> [Source extract]:
------------

      As much as this probably pains Bernie supporters, most of the current treatments for our health problems were invented due to the profit driven market. If you take that (incentive) away who will continue researching cures? The Govt.? You don't have to look very deep to find most Govt. programs/agencies are far less efficient than the free-market and are riddled with fraud/waste/cronyism.

  • Sammy, Sammy, Sammy? … how much tax will you be willing to pay to see that we all get healthcare? Of course you see yourself as an Elite on campus, but you are nothing more than a prole, a nothing to the Socialist political elites.

    Your last piece was had only a few drops of SocDem saliva. This piece is dripping with SocDem saliva. And of course, as a sophomore poli sci major, and have totally bought into Socialism as being a straight line of goodness. When in actuality, there is a circle of ideologies. Some call in a Political — Spectrum, Compass or Circle.

    What you don’t see is the consequences of Socialism and Communism. Have you heard of — The Great Leap Forward? Mao Zedong’s great Communist program to take the Chicoms to the next level. What happened. 45 million people died of starvation, just on the whims of a Total Dictator.

    The Dictator Zedong dictated that the country make steel. The factories we not keeping up, so everybody started making steel in makeshift foundries. Anything metal was just about melted down, resulting in crappy steel that wasn’t worth anything. Cooking suffered because millions upon millions of pots and pans were melted down for an ill fated program.

    Zedong then said Swallows were a national enemy and had to be killed. So the country went around killing billions of swallows. Then crops failed because of the dead swallows couldn’t eat live bugs that ate the crops.

    Zedong had some much power than no one dared criticize him. So 45 million people died due to the guys incompetence.

    I don’t think you see the bad side of what you are writing about. First off, where in the Constitution does it mandate health care for any of us? The market has always dictated the demands of healthcare whether the Docs received chickens or money in return for services.

    Post World War II companies started health insurance as a perk to get the best applicants for positions. But even without that people could still receive medical care. I inherited a Bible from a great-Aunt that passed away. Inside was a receipt for a 2 day stay at one of the hospitals in Austin, Seton or Breckenridge or one of those. The amount charge was $31.00.
------------
> [Material supplied]:
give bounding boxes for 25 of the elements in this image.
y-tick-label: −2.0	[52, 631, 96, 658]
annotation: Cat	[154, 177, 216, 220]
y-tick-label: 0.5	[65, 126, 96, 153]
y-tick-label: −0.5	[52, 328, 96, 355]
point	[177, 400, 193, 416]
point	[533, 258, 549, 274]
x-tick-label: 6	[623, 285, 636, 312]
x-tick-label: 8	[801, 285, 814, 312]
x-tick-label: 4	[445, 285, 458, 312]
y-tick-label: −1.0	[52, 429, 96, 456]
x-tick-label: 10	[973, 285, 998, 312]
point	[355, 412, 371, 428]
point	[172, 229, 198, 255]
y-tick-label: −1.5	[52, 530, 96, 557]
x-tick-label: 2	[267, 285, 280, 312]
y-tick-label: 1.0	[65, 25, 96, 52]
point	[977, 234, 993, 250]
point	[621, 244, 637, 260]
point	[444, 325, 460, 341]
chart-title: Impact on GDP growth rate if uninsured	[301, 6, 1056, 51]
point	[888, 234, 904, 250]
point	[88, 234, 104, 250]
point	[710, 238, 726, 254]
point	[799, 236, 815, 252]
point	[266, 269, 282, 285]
------------
> [Instructions]:
(a) Which problems does the healthcare commentary say most government programs and agencies are riddled with? List all of them.
(b) Can you output the part of the healthcare commentary that opens with the words containing "Post World War" and closes with "charge was $31.00."?

> [Numbered responses]:
(a) Fraud, waste, cronyism

(b)
Post World War II companies started health insurance as a perk to get the best applicants for positions. But even without that people could still receive medical care. I inherited a Bible from a great-Aunt that passed away. Inside was a receipt for a 2 day stay at one of the hospitals in Austin, Seton or Breckenridge or one of those. The amount charge was $31.00.